What is required: Scan the records below for the word "couple" and give only the number of lines that hold it.
-----
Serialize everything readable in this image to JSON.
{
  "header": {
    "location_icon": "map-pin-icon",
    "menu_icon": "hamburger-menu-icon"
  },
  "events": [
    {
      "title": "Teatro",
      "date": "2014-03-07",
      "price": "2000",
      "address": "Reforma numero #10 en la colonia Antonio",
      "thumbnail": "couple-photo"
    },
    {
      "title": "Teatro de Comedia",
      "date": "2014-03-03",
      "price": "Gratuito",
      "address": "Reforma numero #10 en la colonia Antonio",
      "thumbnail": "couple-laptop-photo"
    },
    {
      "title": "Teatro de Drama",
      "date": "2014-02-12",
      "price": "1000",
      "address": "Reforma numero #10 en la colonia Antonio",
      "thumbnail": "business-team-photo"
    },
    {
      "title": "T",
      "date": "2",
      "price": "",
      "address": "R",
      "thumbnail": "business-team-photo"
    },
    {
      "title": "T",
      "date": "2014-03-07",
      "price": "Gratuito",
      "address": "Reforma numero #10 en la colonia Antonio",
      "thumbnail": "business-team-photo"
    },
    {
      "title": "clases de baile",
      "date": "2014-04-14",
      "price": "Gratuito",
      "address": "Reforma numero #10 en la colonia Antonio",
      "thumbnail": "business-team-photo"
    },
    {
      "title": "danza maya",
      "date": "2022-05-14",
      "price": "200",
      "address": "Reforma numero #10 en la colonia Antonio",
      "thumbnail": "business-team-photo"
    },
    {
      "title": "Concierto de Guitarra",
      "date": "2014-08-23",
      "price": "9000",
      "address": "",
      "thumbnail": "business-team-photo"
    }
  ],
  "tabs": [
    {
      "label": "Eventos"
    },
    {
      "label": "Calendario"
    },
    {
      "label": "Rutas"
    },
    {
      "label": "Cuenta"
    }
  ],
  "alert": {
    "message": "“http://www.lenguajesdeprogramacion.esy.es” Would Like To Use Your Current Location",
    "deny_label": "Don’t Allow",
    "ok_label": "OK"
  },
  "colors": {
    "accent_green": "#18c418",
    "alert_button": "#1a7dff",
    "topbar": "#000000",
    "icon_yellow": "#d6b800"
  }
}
-----
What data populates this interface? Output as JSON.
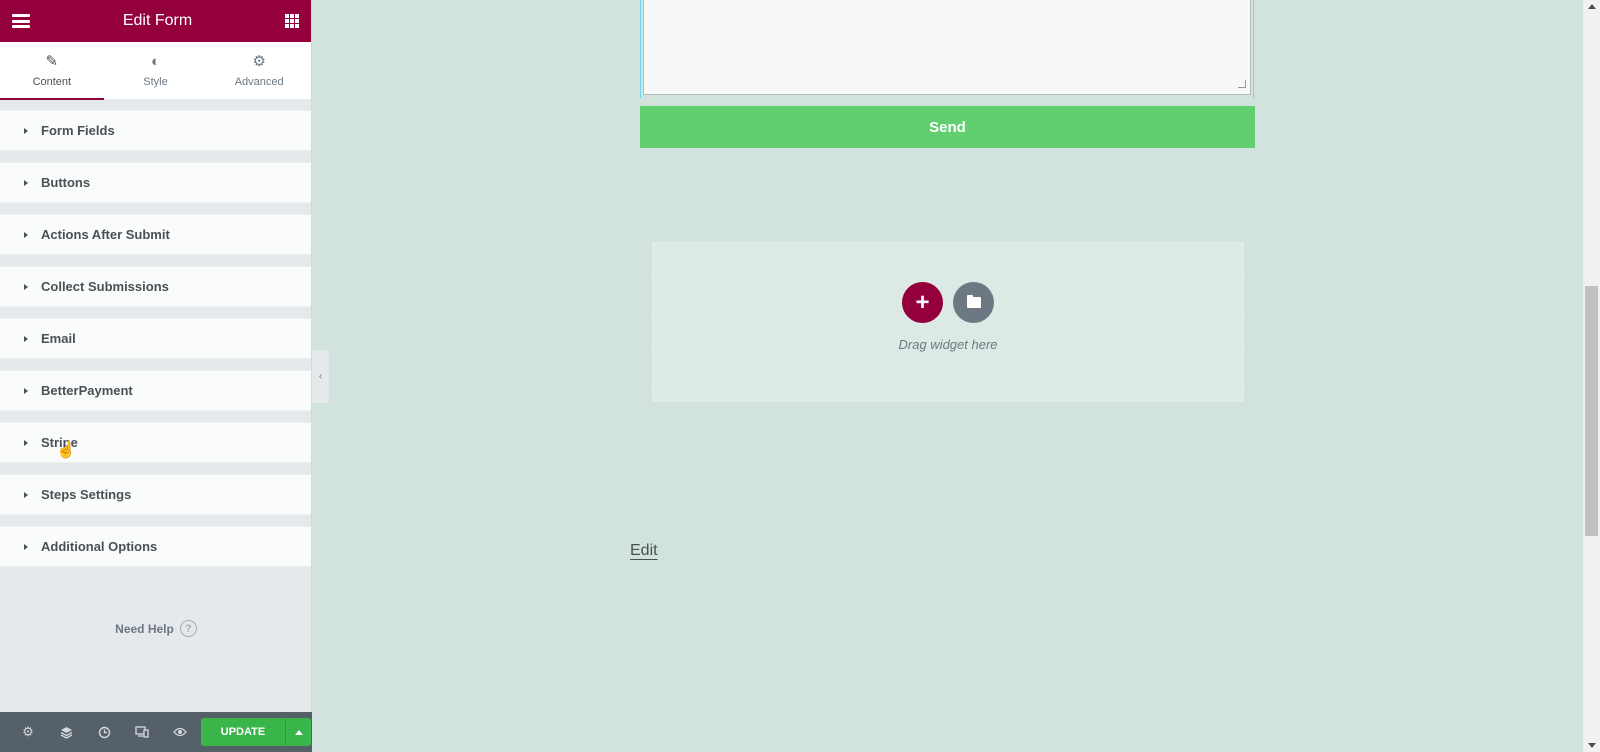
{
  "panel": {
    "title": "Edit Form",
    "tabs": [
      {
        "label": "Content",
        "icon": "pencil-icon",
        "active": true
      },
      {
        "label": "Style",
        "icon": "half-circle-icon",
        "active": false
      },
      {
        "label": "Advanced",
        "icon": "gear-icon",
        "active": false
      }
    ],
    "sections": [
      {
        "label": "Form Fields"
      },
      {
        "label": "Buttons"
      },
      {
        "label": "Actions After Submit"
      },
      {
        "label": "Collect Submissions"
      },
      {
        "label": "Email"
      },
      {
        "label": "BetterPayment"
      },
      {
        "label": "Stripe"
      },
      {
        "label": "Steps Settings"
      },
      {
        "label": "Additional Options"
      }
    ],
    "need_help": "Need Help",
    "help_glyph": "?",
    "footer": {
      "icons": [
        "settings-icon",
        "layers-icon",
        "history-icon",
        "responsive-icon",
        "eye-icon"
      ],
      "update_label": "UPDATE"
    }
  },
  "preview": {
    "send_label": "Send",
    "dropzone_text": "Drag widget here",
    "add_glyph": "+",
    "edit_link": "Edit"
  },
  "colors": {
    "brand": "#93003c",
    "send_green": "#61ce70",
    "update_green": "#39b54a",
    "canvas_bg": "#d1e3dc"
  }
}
-----
The result: 2